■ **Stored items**
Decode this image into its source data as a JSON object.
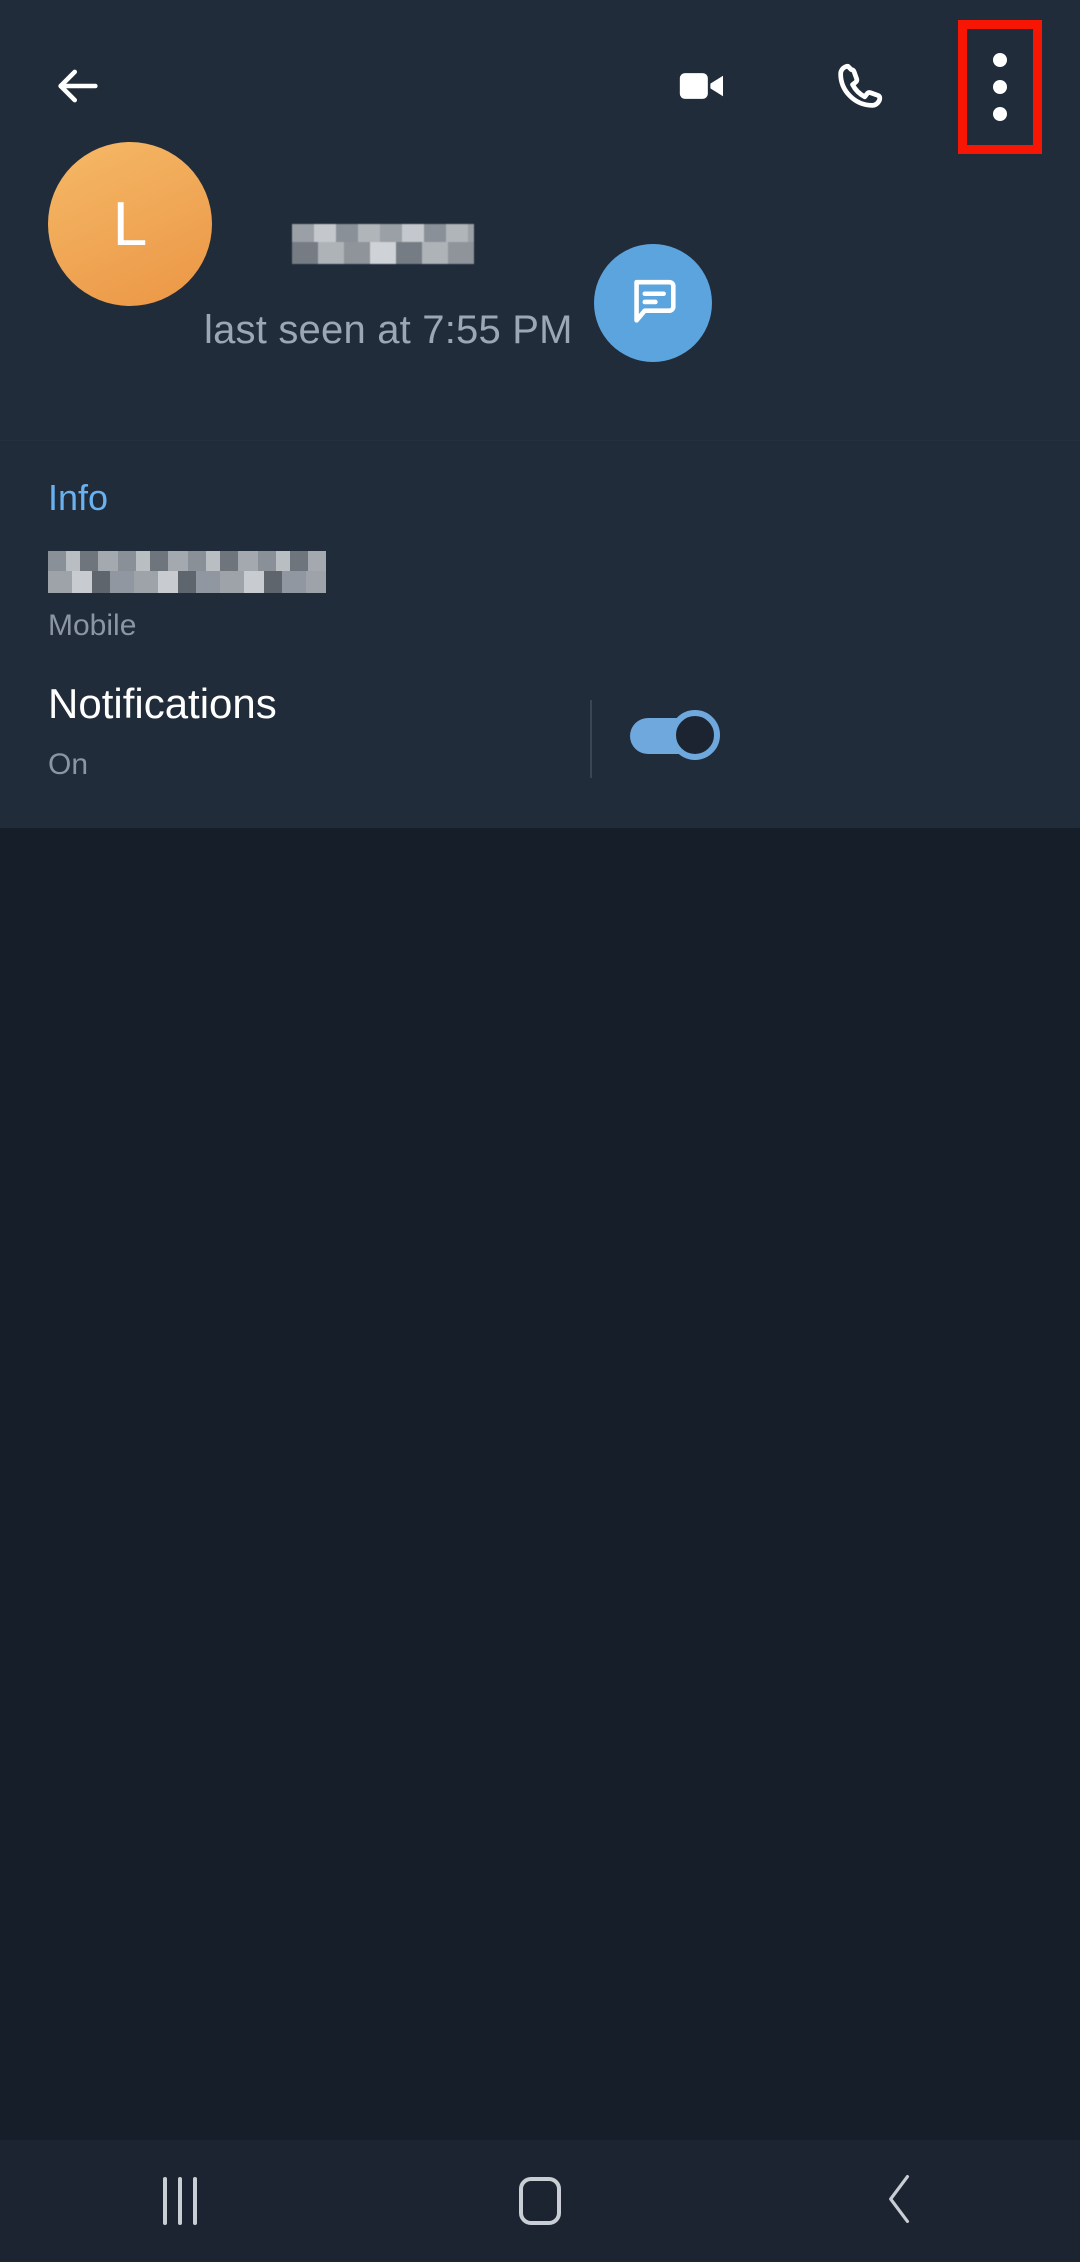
{
  "app": {
    "theme": "dark",
    "background_color": "#1b2430",
    "surface_color": "#212c3a",
    "accent_color": "#6ab2ef",
    "highlight_color": "#f71604"
  },
  "appbar": {
    "back_icon": "arrow-left-icon",
    "video_call_icon": "video-camera-icon",
    "voice_call_icon": "phone-icon",
    "overflow_icon": "more-vertical-icon",
    "overflow_highlighted": true
  },
  "profile": {
    "avatar_letter": "L",
    "avatar_color": "#efa757",
    "contact_name": "",
    "contact_name_redacted": true,
    "status": "last seen at 7:55 PM"
  },
  "fab": {
    "icon": "message-icon",
    "color": "#5ba4dd",
    "label": ""
  },
  "info": {
    "section_title": "Info",
    "phone_number": "",
    "phone_number_redacted": true,
    "phone_label": "Mobile"
  },
  "notifications": {
    "title": "Notifications",
    "value": "On",
    "toggle_on": true,
    "toggle_color": "#6fa8dc"
  },
  "navbar": {
    "recents_icon": "recents-icon",
    "home_icon": "home-icon",
    "back_icon": "back-chevron-icon"
  }
}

■ **Requirement**
Copy out the data above exactly, except the pictures.

■ **Reply**
Decode this image into its source data as a JSON object.
{
  "app": {
    "theme": "dark",
    "background_color": "#1b2430",
    "surface_color": "#212c3a",
    "accent_color": "#6ab2ef",
    "highlight_color": "#f71604"
  },
  "appbar": {
    "back_icon": "arrow-left-icon",
    "video_call_icon": "video-camera-icon",
    "voice_call_icon": "phone-icon",
    "overflow_icon": "more-vertical-icon",
    "overflow_highlighted": true
  },
  "profile": {
    "avatar_letter": "L",
    "avatar_color": "#efa757",
    "contact_name": "",
    "contact_name_redacted": true,
    "status": "last seen at 7:55 PM"
  },
  "fab": {
    "icon": "message-icon",
    "color": "#5ba4dd",
    "label": ""
  },
  "info": {
    "section_title": "Info",
    "phone_number": "",
    "phone_number_redacted": true,
    "phone_label": "Mobile"
  },
  "notifications": {
    "title": "Notifications",
    "value": "On",
    "toggle_on": true,
    "toggle_color": "#6fa8dc"
  },
  "navbar": {
    "recents_icon": "recents-icon",
    "home_icon": "home-icon",
    "back_icon": "back-chevron-icon"
  }
}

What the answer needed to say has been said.